Exactly reproduce the line containing "Read this page and output its text content." together with every line after it, through the end of the entries, and give nothing more.

------------------------------

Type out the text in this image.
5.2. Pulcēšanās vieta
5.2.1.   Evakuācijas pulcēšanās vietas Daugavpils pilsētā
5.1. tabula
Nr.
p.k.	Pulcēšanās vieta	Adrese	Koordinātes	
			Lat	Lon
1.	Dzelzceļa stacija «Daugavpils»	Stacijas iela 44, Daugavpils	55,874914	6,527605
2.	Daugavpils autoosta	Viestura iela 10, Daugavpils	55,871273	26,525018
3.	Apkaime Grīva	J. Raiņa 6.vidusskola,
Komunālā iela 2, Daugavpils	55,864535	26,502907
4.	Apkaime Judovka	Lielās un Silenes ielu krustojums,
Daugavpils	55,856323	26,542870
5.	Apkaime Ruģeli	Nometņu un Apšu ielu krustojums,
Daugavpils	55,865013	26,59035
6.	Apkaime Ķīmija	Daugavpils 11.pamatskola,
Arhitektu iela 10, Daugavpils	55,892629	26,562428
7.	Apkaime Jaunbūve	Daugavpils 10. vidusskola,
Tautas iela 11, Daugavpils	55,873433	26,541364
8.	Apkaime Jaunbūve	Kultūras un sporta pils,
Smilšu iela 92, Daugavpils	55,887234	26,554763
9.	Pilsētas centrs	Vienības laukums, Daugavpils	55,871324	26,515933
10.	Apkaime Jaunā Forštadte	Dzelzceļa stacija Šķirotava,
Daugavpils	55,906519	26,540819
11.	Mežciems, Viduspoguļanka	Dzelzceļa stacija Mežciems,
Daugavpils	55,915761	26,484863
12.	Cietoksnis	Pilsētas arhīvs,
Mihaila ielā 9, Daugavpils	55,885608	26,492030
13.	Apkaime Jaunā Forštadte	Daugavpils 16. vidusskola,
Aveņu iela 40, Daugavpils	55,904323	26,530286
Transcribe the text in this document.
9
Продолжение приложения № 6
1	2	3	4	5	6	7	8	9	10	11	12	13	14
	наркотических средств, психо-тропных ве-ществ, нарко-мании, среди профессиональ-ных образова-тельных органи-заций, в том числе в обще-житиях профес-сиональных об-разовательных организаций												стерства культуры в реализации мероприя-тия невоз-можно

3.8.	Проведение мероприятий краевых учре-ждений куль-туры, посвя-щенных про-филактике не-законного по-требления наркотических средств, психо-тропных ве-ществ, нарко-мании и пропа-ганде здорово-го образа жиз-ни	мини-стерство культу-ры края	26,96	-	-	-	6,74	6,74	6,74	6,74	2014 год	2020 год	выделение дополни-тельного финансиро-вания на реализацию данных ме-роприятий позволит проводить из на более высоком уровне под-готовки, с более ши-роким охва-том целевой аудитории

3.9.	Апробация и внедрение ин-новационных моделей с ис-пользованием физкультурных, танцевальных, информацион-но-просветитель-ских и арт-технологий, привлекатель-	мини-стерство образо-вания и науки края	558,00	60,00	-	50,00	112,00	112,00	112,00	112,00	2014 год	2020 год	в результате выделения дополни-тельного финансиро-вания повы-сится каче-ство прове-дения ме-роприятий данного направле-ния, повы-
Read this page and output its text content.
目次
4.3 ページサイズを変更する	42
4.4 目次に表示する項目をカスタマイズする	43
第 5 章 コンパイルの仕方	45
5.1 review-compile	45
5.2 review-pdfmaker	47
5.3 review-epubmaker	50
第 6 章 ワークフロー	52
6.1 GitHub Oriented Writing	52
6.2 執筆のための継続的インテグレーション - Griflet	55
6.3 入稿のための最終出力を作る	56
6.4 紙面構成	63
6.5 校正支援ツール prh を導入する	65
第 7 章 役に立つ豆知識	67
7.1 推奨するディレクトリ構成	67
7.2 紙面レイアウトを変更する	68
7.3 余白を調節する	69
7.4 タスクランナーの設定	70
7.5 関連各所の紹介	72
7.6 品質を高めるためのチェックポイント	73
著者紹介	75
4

------------------------------

Exercise result:
Read this page and output its text content.
目次
4.3 ページサイズを変更する	42
4.4 目次に表示する項目をカスタマイズする	43
第 5 章 コンパイルの仕方	45
5.1 review-compile	45
5.2 review-pdfmaker	47
5.3 review-epubmaker	50
第 6 章 ワークフロー	52
6.1 GitHub Oriented Writing	52
6.2 執筆のための継続的インテグレーション - Griflet	55
6.3 入稿のための最終出力を作る	56
6.4 紙面構成	63
6.5 校正支援ツール prh を導入する	65
第 7 章 役に立つ豆知識	67
7.1 推奨するディレクトリ構成	67
7.2 紙面レイアウトを変更する	68
7.3 余白を調節する	69
7.4 タスクランナーの設定	70
7.5 関連各所の紹介	72
7.6 品質を高めるためのチェックポイント	73
著者紹介	75
4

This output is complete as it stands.